* **Request**:
Find each line containing the string "What". Copy it.

* **Task inputs**:
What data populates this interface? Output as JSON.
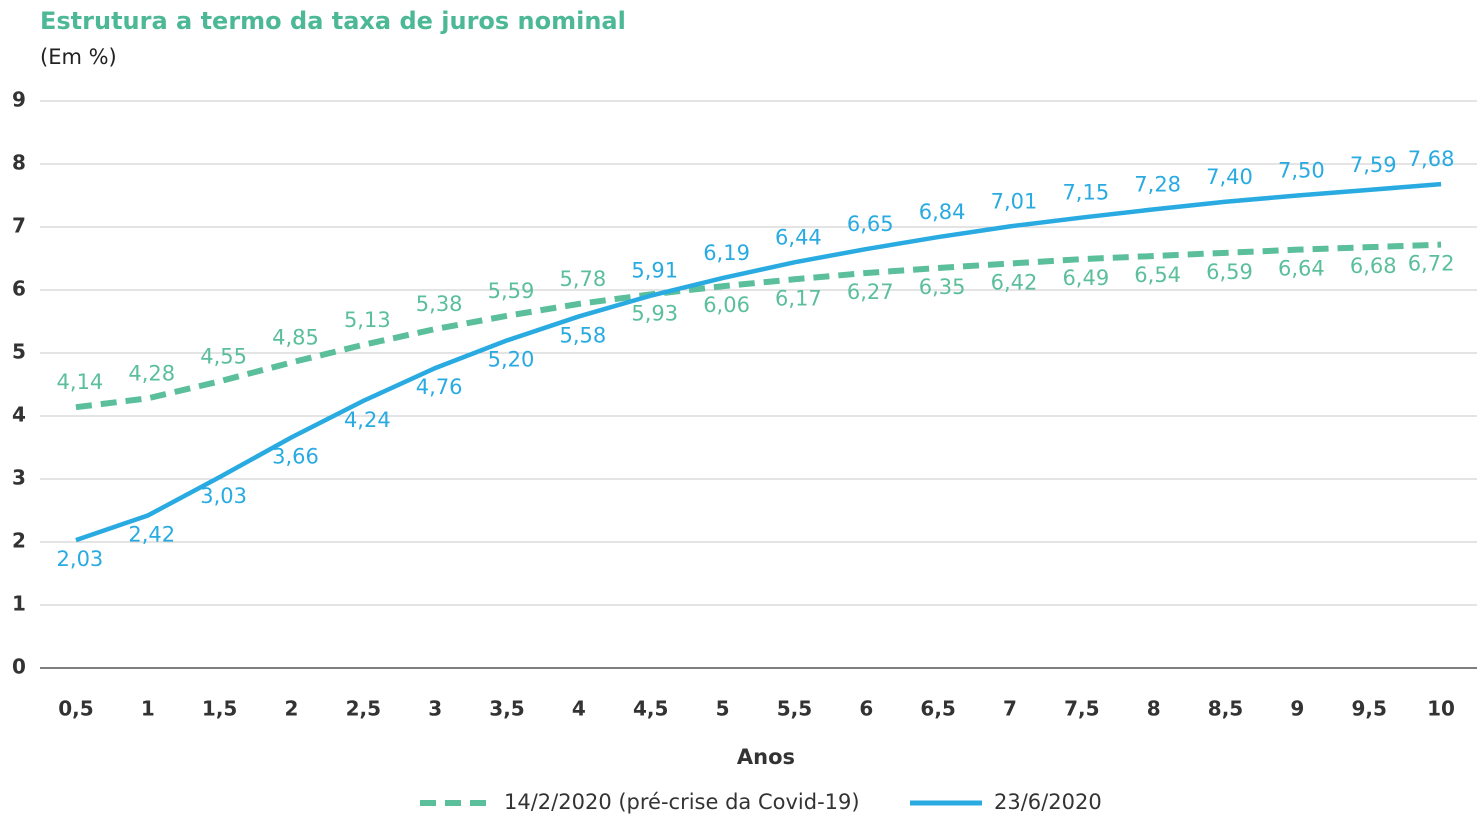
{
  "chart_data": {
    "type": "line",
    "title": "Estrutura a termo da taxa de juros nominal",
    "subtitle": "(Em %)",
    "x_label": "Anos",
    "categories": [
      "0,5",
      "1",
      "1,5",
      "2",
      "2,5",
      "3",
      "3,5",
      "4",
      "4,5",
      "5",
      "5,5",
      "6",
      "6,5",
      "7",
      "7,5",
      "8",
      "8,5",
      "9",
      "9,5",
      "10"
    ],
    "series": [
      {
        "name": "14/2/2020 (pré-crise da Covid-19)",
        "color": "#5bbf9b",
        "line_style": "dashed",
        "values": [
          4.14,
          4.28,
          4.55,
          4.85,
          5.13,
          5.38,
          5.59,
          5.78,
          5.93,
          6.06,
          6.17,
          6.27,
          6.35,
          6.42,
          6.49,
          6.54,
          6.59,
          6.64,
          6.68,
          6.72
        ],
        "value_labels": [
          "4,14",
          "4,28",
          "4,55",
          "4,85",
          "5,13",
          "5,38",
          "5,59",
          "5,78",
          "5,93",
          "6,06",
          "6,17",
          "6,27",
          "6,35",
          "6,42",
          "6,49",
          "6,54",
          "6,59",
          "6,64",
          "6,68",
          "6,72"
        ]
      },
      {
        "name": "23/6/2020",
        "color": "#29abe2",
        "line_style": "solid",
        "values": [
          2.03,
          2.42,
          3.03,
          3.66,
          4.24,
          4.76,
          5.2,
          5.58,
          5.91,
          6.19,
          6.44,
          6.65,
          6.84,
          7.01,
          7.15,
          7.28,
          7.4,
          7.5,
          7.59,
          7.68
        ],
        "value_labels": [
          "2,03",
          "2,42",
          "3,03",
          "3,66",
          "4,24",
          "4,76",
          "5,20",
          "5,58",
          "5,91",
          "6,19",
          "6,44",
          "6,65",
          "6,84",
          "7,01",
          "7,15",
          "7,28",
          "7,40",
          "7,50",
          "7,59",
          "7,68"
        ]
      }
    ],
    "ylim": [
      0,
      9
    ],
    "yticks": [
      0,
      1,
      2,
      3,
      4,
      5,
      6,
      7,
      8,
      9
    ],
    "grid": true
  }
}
...
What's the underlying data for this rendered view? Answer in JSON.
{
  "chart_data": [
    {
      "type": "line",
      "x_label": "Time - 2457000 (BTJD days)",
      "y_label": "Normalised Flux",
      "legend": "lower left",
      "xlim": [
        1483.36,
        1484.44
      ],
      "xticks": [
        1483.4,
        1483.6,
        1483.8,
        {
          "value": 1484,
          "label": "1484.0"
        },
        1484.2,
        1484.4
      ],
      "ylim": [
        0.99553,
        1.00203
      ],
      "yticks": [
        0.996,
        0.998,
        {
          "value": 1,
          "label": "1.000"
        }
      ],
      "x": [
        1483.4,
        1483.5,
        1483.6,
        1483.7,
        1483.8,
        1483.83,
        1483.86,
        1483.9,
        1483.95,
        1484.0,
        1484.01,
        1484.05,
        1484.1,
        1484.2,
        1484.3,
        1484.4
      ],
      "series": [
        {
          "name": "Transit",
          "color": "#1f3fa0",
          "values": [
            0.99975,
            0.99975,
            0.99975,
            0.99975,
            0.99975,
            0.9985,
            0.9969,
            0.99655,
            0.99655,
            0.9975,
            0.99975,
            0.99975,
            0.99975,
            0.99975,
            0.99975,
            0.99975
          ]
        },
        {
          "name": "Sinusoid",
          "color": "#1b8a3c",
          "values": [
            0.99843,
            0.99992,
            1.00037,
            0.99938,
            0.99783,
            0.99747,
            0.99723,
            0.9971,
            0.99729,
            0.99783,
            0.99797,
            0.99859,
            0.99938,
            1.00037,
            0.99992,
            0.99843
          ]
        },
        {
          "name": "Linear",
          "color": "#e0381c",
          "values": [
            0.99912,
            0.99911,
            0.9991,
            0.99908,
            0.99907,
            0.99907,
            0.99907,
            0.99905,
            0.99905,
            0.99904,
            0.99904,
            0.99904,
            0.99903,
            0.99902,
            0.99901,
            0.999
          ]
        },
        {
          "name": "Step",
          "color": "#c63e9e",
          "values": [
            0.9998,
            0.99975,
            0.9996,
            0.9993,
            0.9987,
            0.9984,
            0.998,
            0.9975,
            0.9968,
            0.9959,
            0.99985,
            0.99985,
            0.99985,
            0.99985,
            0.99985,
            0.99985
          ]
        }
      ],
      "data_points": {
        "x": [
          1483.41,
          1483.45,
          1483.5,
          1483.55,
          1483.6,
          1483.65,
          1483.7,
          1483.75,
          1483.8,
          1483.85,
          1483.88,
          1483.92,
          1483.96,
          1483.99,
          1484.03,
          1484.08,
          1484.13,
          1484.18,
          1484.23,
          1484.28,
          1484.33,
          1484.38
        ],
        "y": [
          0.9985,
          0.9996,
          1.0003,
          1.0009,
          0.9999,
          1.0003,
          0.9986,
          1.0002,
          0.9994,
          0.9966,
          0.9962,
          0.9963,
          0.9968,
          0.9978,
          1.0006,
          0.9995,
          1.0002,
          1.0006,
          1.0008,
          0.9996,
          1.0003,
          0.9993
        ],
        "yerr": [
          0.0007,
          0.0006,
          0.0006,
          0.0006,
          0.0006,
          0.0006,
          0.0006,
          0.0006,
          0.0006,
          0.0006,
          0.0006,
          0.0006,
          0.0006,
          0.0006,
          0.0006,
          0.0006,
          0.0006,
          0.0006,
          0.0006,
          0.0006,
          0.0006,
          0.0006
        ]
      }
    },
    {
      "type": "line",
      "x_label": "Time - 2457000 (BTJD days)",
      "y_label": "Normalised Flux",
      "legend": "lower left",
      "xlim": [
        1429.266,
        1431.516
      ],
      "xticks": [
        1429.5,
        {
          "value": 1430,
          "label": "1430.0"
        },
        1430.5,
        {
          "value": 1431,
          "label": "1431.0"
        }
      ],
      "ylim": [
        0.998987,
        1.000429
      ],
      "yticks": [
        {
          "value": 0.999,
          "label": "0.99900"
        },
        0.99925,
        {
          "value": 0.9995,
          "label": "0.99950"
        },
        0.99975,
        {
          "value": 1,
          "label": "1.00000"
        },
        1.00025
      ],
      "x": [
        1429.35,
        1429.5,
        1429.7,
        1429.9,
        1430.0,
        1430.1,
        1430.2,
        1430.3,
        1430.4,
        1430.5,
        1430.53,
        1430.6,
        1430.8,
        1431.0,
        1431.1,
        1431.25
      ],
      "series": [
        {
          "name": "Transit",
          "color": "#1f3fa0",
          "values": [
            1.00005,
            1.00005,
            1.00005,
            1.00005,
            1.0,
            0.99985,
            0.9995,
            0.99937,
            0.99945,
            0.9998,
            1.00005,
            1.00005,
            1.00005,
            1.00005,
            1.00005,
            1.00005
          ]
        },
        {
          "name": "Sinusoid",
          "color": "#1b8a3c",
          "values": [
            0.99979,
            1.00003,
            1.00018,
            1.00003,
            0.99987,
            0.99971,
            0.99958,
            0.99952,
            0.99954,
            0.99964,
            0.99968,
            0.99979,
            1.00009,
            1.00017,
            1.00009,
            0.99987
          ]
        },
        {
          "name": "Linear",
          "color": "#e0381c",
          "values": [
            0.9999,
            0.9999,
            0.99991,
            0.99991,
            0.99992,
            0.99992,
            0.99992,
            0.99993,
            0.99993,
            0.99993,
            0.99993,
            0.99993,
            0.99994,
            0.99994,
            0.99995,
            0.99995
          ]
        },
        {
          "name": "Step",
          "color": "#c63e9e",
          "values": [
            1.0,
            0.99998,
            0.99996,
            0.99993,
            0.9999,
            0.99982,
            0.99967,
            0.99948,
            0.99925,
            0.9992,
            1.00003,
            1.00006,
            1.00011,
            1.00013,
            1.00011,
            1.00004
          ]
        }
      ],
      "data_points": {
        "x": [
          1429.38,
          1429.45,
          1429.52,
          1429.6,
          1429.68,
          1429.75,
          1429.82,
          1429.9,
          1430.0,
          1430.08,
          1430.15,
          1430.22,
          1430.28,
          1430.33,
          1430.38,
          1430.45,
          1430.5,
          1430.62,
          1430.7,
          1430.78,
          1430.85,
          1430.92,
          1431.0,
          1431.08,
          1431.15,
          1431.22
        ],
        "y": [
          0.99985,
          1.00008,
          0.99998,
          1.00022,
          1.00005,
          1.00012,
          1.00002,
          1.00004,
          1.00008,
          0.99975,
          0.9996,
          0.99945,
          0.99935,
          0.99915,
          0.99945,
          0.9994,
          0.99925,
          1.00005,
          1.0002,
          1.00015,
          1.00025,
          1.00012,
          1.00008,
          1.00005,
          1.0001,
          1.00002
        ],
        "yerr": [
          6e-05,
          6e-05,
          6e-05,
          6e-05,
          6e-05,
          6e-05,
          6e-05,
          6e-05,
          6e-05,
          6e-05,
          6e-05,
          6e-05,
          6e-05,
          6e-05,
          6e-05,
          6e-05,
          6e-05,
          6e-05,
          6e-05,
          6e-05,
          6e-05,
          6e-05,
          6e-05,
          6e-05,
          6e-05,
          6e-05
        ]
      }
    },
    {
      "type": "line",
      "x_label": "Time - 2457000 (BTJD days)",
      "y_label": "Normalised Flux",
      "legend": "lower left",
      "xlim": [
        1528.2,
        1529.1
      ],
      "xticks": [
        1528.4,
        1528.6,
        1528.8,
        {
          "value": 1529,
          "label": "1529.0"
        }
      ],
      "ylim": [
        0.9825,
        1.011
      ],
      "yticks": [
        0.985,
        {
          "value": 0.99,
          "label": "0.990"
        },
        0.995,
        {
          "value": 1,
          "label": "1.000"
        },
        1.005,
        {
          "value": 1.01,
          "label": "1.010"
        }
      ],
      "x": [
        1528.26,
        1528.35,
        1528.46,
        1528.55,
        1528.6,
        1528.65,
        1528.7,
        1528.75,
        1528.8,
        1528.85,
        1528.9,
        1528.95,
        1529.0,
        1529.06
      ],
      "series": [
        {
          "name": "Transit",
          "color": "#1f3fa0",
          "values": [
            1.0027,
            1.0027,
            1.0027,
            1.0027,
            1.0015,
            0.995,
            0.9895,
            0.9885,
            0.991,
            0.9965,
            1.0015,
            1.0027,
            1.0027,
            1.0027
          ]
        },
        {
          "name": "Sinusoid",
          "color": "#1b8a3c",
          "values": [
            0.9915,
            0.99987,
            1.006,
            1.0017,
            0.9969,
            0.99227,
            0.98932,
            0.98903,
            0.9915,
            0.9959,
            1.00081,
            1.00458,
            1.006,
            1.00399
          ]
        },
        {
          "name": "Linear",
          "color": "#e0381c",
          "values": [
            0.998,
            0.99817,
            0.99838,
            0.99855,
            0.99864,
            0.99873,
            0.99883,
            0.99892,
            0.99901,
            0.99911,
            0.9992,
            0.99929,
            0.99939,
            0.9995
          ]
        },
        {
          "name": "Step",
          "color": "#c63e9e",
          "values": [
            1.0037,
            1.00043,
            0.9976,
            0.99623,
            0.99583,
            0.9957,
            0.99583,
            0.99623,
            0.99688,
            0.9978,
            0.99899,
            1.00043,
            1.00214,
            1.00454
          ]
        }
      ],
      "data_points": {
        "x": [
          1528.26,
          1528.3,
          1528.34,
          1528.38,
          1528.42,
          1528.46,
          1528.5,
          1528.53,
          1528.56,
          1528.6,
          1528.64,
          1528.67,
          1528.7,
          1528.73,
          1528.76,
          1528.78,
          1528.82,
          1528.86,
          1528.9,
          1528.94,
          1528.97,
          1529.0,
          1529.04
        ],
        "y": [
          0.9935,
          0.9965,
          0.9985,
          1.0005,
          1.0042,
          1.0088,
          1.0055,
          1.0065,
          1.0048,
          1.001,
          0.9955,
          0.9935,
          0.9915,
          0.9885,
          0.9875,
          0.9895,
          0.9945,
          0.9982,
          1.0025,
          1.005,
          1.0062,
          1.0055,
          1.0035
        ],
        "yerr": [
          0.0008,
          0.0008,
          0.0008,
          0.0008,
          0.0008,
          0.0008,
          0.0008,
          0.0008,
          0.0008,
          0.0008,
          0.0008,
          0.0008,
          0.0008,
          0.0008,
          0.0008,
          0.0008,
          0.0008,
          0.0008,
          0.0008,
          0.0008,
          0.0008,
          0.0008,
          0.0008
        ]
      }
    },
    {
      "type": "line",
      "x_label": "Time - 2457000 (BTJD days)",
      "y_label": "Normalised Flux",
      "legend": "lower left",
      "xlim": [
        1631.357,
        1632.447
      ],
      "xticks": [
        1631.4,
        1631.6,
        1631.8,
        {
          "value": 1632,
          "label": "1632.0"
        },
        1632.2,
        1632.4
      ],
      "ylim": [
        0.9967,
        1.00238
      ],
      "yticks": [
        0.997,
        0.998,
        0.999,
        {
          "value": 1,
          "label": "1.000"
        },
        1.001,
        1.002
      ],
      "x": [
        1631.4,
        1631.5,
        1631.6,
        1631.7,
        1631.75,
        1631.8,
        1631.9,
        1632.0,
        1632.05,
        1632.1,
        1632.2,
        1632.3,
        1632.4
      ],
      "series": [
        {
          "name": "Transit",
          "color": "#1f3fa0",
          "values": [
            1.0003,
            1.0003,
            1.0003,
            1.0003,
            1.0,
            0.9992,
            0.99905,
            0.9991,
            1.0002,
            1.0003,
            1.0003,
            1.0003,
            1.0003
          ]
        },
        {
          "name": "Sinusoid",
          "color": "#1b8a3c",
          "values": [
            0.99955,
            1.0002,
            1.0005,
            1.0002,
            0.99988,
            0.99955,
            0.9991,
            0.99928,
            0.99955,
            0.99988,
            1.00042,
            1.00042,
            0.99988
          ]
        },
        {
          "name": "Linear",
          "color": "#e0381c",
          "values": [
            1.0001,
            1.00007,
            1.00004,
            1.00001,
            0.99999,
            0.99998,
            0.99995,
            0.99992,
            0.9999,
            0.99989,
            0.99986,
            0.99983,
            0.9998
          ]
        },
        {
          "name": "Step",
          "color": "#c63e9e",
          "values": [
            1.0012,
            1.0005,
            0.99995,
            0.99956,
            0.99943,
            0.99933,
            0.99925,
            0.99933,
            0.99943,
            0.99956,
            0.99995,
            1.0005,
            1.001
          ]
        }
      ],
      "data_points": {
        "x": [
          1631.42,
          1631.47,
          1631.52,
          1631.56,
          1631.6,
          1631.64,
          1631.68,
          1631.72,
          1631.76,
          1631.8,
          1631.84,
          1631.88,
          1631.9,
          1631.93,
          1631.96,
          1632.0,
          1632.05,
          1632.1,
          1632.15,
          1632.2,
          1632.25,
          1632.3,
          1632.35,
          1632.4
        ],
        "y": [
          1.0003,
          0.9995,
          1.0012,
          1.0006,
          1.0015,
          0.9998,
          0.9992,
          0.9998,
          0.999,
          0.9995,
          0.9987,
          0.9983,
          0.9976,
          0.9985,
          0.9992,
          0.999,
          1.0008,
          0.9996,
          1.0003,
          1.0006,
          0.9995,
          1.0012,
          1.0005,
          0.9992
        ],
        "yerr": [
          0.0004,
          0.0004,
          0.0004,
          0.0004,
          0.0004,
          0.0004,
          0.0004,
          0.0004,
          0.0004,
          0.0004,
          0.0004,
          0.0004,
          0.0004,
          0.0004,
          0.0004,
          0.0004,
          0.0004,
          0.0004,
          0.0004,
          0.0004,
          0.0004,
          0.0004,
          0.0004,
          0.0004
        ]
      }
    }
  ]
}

* **Written answer**:
What data populates this interface? Output as JSON.
What's the underlying data for this rendered view? Answer in JSON.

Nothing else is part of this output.